(Rows from a dataset)
--

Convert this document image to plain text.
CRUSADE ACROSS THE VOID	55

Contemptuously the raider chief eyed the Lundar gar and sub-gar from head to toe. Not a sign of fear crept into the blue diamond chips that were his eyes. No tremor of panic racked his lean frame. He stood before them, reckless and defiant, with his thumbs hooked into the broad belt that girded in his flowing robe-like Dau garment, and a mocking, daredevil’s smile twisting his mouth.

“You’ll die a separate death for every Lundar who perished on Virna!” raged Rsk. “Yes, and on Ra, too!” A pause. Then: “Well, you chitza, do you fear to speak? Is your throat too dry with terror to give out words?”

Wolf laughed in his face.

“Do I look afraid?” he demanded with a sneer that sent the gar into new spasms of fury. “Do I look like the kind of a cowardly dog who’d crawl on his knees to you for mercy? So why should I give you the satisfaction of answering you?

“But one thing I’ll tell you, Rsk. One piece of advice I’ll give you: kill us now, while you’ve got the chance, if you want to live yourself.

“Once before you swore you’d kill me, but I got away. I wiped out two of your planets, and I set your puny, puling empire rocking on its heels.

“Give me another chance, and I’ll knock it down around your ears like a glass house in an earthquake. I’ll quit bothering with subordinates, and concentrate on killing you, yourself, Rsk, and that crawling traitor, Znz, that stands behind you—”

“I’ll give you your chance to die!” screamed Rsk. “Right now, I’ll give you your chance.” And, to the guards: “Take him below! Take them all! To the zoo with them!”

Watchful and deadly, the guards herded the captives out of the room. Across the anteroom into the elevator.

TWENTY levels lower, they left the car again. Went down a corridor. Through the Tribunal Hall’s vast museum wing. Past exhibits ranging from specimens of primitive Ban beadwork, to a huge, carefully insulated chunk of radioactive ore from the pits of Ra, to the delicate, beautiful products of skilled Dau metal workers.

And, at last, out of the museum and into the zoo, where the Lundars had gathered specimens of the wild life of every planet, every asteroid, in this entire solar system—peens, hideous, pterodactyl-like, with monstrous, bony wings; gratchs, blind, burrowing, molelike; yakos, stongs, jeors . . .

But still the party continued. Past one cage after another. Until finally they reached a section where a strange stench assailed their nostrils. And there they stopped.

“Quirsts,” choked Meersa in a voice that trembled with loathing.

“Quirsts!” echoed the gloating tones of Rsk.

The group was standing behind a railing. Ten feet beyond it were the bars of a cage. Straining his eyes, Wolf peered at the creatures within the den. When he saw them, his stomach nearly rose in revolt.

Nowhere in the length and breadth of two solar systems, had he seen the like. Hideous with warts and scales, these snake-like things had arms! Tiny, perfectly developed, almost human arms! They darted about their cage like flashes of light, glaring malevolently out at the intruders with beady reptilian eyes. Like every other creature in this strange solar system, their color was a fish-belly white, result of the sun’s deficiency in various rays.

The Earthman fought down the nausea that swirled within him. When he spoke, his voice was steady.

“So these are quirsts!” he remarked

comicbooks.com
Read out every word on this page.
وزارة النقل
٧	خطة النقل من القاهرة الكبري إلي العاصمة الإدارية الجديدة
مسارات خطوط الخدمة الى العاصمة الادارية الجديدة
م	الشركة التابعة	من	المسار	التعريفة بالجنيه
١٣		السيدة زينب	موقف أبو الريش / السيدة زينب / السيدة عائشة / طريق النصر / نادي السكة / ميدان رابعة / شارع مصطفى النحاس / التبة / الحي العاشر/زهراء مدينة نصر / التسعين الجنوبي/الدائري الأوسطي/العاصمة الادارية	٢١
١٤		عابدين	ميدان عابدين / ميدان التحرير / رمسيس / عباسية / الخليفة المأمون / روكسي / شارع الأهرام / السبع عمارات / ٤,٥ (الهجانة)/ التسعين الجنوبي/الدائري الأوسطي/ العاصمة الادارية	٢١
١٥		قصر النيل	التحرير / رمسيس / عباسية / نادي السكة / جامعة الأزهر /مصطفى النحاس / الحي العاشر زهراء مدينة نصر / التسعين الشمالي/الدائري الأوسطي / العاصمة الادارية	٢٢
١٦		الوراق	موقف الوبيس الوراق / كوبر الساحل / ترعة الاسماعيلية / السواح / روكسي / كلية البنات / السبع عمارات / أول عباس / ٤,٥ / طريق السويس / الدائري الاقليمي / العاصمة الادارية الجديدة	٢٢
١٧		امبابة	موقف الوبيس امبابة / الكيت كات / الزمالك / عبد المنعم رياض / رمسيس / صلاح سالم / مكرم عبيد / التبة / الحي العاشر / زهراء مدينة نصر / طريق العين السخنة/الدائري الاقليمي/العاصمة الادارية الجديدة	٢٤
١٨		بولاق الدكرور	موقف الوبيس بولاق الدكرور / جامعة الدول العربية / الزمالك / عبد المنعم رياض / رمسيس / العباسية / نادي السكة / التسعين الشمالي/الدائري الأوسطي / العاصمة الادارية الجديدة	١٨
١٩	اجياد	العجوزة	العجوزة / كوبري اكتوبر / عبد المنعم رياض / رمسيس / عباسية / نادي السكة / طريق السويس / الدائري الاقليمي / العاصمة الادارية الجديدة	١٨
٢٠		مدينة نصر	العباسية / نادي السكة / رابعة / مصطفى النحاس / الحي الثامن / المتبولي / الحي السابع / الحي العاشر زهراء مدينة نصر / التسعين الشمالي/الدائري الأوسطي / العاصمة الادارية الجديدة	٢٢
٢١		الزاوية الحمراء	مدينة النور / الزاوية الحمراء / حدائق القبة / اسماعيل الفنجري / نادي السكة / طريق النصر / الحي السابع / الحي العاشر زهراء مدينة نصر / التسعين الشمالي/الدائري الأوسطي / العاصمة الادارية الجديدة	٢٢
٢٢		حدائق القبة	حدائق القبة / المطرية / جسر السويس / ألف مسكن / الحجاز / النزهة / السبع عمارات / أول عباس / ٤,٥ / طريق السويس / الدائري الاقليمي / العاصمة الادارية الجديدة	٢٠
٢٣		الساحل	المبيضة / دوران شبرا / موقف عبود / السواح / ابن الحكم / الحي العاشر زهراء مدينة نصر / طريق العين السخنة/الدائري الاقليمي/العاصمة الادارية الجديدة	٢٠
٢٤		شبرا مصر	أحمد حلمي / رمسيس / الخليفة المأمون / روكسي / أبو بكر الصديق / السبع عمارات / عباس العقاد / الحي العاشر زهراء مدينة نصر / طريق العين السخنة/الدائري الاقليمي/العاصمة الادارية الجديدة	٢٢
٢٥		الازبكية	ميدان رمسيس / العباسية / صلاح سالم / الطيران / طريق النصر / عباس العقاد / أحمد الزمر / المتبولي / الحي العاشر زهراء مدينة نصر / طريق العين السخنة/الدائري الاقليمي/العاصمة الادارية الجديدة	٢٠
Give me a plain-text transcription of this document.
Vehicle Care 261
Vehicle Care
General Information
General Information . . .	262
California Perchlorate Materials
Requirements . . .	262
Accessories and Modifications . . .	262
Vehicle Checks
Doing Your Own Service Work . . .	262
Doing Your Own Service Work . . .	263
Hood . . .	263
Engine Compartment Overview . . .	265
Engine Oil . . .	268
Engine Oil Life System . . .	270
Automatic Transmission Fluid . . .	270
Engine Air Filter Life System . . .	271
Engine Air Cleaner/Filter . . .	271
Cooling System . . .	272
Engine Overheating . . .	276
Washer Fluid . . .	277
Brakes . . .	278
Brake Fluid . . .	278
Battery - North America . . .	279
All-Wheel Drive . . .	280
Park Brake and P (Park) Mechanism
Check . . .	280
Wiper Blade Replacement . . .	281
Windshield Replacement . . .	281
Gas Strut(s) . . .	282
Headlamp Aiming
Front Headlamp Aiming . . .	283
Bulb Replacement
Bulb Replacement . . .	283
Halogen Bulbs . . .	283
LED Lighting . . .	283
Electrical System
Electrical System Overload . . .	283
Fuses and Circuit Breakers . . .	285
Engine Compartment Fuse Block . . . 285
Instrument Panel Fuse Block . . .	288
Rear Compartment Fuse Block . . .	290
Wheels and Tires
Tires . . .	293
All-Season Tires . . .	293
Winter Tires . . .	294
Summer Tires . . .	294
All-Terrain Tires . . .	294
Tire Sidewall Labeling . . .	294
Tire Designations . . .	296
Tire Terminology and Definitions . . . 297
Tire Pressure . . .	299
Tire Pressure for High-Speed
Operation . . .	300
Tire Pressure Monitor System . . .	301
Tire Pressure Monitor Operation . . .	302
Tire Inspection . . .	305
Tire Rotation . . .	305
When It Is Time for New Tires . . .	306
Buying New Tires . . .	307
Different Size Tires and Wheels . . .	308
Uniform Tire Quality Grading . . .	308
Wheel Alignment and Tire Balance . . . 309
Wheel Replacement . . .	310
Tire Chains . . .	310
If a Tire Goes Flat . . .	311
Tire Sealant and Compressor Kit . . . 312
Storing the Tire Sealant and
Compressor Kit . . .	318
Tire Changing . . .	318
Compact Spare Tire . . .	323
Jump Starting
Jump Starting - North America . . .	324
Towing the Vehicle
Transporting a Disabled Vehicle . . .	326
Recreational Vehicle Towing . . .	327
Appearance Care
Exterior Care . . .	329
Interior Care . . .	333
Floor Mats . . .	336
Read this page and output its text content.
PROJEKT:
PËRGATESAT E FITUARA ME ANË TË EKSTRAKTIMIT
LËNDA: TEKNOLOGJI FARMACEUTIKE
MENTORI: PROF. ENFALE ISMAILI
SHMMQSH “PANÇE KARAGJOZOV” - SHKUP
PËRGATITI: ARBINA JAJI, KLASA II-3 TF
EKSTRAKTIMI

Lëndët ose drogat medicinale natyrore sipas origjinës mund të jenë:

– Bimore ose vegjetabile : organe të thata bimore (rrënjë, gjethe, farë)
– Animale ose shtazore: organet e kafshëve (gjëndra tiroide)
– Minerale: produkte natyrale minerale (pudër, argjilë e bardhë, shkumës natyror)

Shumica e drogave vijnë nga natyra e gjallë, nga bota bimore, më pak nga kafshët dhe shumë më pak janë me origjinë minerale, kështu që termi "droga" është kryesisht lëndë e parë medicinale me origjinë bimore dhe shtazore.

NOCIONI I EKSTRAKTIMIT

--

THE REQUEST:
Only the count is wanted: report how many lines of the material above hold the word "الزمالك".

TASK ANSWER:
2